* _Task details_:
Your reply should be a single number: how many lines contain the string "romana".

Data excerpts:

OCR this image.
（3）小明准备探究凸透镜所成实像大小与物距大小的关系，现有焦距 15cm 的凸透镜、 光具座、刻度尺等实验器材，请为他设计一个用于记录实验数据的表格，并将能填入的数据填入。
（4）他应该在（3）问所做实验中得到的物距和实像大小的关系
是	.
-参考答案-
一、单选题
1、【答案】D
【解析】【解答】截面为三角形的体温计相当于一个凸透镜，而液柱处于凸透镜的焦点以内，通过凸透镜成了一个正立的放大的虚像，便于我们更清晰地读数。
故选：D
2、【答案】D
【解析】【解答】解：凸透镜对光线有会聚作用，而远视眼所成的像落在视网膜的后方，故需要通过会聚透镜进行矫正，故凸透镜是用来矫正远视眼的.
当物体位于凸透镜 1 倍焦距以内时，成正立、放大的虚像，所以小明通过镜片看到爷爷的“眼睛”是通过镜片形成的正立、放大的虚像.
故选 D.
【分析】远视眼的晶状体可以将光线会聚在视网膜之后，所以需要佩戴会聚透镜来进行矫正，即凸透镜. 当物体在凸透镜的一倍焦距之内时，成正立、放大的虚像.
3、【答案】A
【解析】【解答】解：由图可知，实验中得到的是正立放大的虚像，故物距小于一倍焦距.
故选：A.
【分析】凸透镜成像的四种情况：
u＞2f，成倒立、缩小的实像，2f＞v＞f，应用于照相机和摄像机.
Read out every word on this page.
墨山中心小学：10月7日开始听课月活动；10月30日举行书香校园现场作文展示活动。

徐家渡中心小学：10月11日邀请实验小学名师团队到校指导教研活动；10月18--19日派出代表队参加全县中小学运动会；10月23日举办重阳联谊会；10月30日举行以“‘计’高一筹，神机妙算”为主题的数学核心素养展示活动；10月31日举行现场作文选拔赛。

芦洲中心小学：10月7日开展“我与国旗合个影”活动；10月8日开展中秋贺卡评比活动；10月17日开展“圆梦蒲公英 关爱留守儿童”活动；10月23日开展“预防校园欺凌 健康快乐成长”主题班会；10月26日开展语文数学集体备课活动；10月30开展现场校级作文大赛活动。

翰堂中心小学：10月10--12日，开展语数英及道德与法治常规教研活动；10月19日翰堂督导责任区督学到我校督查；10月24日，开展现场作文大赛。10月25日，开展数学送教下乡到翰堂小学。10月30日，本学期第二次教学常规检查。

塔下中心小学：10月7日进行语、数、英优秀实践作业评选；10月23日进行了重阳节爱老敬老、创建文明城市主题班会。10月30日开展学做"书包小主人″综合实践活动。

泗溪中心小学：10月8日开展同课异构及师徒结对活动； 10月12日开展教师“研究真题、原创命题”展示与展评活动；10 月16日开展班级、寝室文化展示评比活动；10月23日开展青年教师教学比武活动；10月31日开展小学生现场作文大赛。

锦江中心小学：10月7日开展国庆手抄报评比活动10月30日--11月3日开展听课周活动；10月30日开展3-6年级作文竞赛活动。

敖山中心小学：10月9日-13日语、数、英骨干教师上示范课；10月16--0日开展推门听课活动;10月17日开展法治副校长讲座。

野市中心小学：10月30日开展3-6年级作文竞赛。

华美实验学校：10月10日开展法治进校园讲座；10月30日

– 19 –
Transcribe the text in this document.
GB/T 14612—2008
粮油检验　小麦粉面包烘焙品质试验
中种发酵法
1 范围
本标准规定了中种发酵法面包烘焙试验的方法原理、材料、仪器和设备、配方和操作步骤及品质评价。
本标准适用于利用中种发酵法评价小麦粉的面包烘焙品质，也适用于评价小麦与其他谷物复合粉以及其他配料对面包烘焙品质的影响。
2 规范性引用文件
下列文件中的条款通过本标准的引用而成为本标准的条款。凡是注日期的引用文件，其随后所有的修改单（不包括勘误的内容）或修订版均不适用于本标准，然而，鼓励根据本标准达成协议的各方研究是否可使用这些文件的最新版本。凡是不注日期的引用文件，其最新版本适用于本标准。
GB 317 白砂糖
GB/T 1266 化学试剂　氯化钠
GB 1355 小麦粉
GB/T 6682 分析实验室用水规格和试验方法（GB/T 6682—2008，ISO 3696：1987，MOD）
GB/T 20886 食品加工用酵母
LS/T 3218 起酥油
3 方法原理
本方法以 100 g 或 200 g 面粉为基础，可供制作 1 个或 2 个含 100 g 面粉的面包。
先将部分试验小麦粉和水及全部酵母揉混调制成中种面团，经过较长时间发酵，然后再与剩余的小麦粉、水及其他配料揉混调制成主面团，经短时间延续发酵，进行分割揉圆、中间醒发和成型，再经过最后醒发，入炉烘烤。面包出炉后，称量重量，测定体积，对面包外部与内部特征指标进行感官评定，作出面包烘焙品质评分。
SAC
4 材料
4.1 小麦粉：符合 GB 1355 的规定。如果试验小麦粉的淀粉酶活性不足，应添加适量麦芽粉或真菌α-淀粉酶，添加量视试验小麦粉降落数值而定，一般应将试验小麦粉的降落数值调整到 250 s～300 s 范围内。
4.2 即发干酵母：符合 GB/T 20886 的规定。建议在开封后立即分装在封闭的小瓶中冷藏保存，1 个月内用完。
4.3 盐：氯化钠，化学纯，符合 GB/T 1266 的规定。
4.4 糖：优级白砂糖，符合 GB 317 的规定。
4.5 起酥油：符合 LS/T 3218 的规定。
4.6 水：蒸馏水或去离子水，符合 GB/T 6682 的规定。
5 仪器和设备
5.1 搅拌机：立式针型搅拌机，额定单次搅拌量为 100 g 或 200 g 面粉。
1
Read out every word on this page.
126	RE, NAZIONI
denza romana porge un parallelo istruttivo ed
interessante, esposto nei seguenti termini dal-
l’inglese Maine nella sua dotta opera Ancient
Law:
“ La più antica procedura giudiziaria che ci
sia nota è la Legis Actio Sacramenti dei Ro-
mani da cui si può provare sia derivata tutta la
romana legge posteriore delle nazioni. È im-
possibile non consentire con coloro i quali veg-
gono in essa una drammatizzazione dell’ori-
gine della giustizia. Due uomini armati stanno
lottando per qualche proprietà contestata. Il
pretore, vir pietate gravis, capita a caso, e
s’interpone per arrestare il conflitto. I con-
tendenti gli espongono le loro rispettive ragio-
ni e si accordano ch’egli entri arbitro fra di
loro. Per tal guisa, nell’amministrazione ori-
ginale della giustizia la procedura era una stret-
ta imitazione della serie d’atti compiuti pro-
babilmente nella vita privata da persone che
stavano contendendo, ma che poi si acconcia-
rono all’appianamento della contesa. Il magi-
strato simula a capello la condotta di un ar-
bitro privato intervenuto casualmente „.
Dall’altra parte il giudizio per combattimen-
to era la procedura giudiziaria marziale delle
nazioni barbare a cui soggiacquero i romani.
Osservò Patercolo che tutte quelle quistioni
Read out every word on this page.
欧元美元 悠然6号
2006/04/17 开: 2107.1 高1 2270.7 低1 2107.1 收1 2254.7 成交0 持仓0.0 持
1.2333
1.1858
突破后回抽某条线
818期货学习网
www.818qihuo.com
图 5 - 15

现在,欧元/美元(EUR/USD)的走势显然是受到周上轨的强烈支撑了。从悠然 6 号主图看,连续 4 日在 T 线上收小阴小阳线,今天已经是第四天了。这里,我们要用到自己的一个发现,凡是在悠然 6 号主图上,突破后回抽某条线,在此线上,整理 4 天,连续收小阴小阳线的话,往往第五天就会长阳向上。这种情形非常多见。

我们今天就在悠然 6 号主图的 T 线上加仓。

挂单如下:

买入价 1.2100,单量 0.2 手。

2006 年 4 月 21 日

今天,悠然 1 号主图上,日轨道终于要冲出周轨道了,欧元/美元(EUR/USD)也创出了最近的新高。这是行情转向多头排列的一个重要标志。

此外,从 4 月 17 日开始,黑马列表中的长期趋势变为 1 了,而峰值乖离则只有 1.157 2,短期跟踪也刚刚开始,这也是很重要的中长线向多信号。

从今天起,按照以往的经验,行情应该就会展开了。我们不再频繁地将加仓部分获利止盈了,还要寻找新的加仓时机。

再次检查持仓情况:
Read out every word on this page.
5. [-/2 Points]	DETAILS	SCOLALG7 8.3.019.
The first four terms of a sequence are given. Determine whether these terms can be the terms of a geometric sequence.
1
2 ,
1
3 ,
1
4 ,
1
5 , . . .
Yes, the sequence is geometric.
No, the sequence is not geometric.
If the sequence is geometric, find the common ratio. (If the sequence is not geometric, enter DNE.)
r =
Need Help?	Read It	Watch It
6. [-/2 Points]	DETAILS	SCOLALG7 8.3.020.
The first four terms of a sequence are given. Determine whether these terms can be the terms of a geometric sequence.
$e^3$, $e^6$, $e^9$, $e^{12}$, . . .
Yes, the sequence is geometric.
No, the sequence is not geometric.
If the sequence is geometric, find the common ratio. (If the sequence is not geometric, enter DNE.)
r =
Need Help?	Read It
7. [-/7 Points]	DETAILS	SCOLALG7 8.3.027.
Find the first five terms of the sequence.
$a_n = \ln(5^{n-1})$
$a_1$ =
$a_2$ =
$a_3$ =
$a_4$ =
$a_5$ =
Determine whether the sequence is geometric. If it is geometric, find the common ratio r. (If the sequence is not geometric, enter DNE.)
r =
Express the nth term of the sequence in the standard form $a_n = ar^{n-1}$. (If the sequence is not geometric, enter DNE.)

* _Completed task_:
2